**What to produce:** Copy each line of the records that contains the word "name".

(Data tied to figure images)
______________________________

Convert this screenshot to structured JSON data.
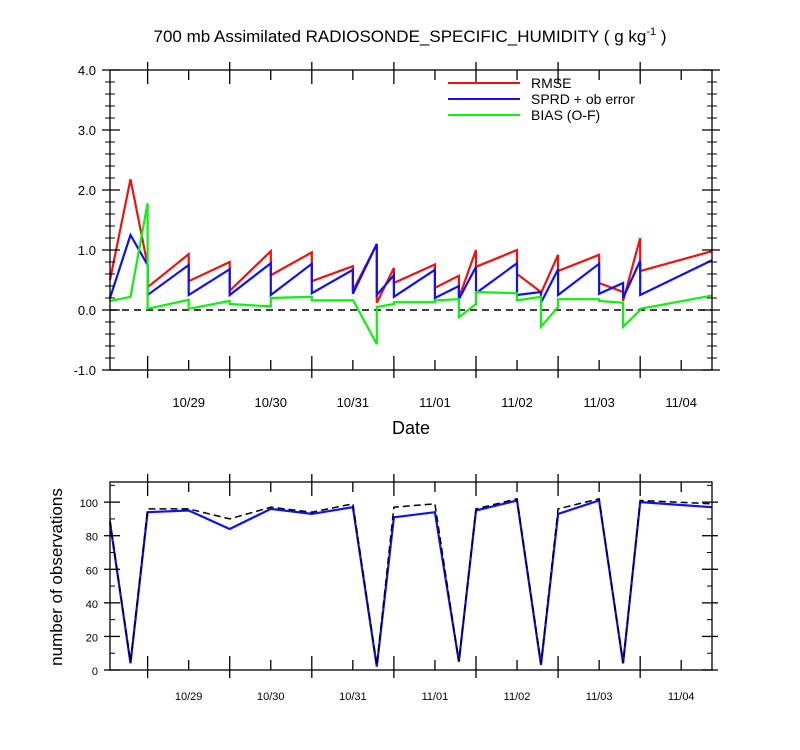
{
  "chart_data": [
    {
      "type": "line",
      "title_main": "700 mb Assimilated RADIOSONDE_SPECIFIC_HUMIDITY ( g kg",
      "title_sup": "-1",
      "title_end": " )",
      "xlabel": "Date",
      "ylabel": "",
      "ylim": [
        -1.0,
        4.0
      ],
      "xlim": [
        "10/28 13:00",
        "11/04 21:00"
      ],
      "yticks": [
        "-1.0",
        "0.0",
        "1.0",
        "2.0",
        "3.0",
        "4.0"
      ],
      "xticks": [
        "10/29",
        "10/30",
        "10/31",
        "11/01",
        "11/02",
        "11/03",
        "11/04"
      ],
      "legend_position": "top-right",
      "reference_line": 0.0,
      "series": [
        {
          "name": "RMSE",
          "color": "#ee1111",
          "x": [
            "10/28 13:00",
            "10/28 19:00",
            "10/29 00:00",
            "10/29 00:00",
            "10/29 12:00",
            "10/29 12:00",
            "10/30 00:00",
            "10/30 00:00",
            "10/30 12:00",
            "10/30 12:00",
            "10/31 00:00",
            "10/31 00:00",
            "10/31 12:00",
            "10/31 12:00",
            "10/31 19:00",
            "10/31 19:00",
            "11/01 00:00",
            "11/01 00:00",
            "11/01 12:00",
            "11/01 12:00",
            "11/01 19:00",
            "11/01 19:00",
            "11/02 00:00",
            "11/02 00:00",
            "11/02 12:00",
            "11/02 12:00",
            "11/02 19:00",
            "11/02 19:00",
            "11/03 00:00",
            "11/03 00:00",
            "11/03 12:00",
            "11/03 12:00",
            "11/03 19:00",
            "11/03 19:00",
            "11/04 00:00",
            "11/04 00:00",
            "11/04 21:00"
          ],
          "y": [
            0.5,
            2.18,
            0.75,
            0.38,
            0.93,
            0.48,
            0.8,
            0.32,
            0.98,
            0.58,
            0.96,
            0.48,
            0.73,
            0.32,
            1.1,
            0.12,
            0.7,
            0.45,
            0.76,
            0.37,
            0.57,
            0.2,
            1.0,
            0.72,
            1.0,
            0.6,
            0.3,
            0.28,
            0.92,
            0.65,
            0.92,
            0.45,
            0.3,
            0.15,
            1.2,
            0.65,
            0.98
          ]
        },
        {
          "name": "SPRD + ob error",
          "color": "#1111ee",
          "x": [
            "10/28 13:00",
            "10/28 19:00",
            "10/29 00:00",
            "10/29 00:00",
            "10/29 12:00",
            "10/29 12:00",
            "10/30 00:00",
            "10/30 00:00",
            "10/30 12:00",
            "10/30 12:00",
            "10/31 00:00",
            "10/31 00:00",
            "10/31 12:00",
            "10/31 12:00",
            "10/31 19:00",
            "10/31 19:00",
            "11/01 00:00",
            "11/01 00:00",
            "11/01 12:00",
            "11/01 12:00",
            "11/01 19:00",
            "11/01 19:00",
            "11/02 00:00",
            "11/02 00:00",
            "11/02 12:00",
            "11/02 12:00",
            "11/02 19:00",
            "11/02 19:00",
            "11/03 00:00",
            "11/03 00:00",
            "11/03 12:00",
            "11/03 12:00",
            "11/03 19:00",
            "11/03 19:00",
            "11/04 00:00",
            "11/04 00:00",
            "11/04 21:00"
          ],
          "y": [
            0.2,
            1.25,
            0.75,
            0.25,
            0.75,
            0.25,
            0.68,
            0.25,
            0.78,
            0.25,
            0.77,
            0.28,
            0.67,
            0.27,
            1.1,
            0.25,
            0.58,
            0.22,
            0.67,
            0.2,
            0.4,
            0.18,
            0.72,
            0.28,
            0.78,
            0.25,
            0.3,
            0.12,
            0.68,
            0.25,
            0.77,
            0.27,
            0.45,
            0.2,
            0.82,
            0.25,
            0.83
          ]
        },
        {
          "name": "BIAS (O-F)",
          "color": "#11ee11",
          "x": [
            "10/28 13:00",
            "10/28 19:00",
            "10/29 00:00",
            "10/29 00:00",
            "10/29 12:00",
            "10/29 12:00",
            "10/30 00:00",
            "10/30 00:00",
            "10/30 12:00",
            "10/30 12:00",
            "10/31 00:00",
            "10/31 00:00",
            "10/31 12:00",
            "10/31 12:00",
            "10/31 19:00",
            "10/31 19:00",
            "11/01 00:00",
            "11/01 00:00",
            "11/01 12:00",
            "11/01 12:00",
            "11/01 19:00",
            "11/01 19:00",
            "11/02 00:00",
            "11/02 00:00",
            "11/02 12:00",
            "11/02 12:00",
            "11/02 19:00",
            "11/02 19:00",
            "11/03 00:00",
            "11/03 00:00",
            "11/03 12:00",
            "11/03 12:00",
            "11/03 19:00",
            "11/03 19:00",
            "11/04 00:00",
            "11/04 00:00",
            "11/04 21:00"
          ],
          "y": [
            0.15,
            0.22,
            1.78,
            0.02,
            0.17,
            0.02,
            0.15,
            0.1,
            0.06,
            0.2,
            0.22,
            0.16,
            0.16,
            0.17,
            -0.57,
            0.05,
            0.1,
            0.13,
            0.13,
            0.16,
            0.18,
            -0.12,
            0.1,
            0.3,
            0.28,
            0.16,
            0.22,
            -0.28,
            0.05,
            0.18,
            0.18,
            0.15,
            0.12,
            -0.28,
            0.0,
            0.02,
            0.24
          ]
        }
      ]
    },
    {
      "type": "line",
      "ylabel": "number of observations",
      "ylim": [
        0,
        112
      ],
      "xlim": [
        "10/28 13:00",
        "11/04 21:00"
      ],
      "yticks": [
        "0",
        "20",
        "40",
        "60",
        "80",
        "100"
      ],
      "xticks": [
        "10/29",
        "10/30",
        "10/31",
        "11/01",
        "11/02",
        "11/03",
        "11/04"
      ],
      "series": [
        {
          "color": "#1111ee",
          "dash": false,
          "x": [
            "10/28 13:00",
            "10/28 19:00",
            "10/29 00:00",
            "10/29 12:00",
            "10/30 00:00",
            "10/30 12:00",
            "10/31 00:00",
            "10/31 12:00",
            "10/31 19:00",
            "11/01 00:00",
            "11/01 12:00",
            "11/01 19:00",
            "11/02 00:00",
            "11/02 12:00",
            "11/02 19:00",
            "11/03 00:00",
            "11/03 12:00",
            "11/03 19:00",
            "11/04 00:00",
            "11/04 21:00"
          ],
          "y": [
            88,
            4,
            94,
            95,
            84,
            96,
            93,
            97,
            2,
            91,
            94,
            5,
            95,
            101,
            3,
            93,
            101,
            4,
            100,
            97
          ]
        },
        {
          "color": "#000000",
          "dash": true,
          "x": [
            "10/28 13:00",
            "10/28 19:00",
            "10/29 00:00",
            "10/29 12:00",
            "10/30 00:00",
            "10/30 12:00",
            "10/31 00:00",
            "10/31 12:00",
            "10/31 19:00",
            "11/01 00:00",
            "11/01 12:00",
            "11/01 19:00",
            "11/02 00:00",
            "11/02 12:00",
            "11/02 19:00",
            "11/03 00:00",
            "11/03 12:00",
            "11/03 19:00",
            "11/04 00:00",
            "11/04 21:00"
          ],
          "y": [
            89,
            5,
            96,
            96,
            90,
            97,
            94,
            99,
            3,
            97,
            99,
            5,
            96,
            102,
            4,
            96,
            102,
            4,
            101,
            99
          ]
        }
      ]
    }
  ]
}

______________________________

**Solved exercise:**
          "name": "RMSE",
          "name": "SPRD + ob error",
          "name": "BIAS (O-F)",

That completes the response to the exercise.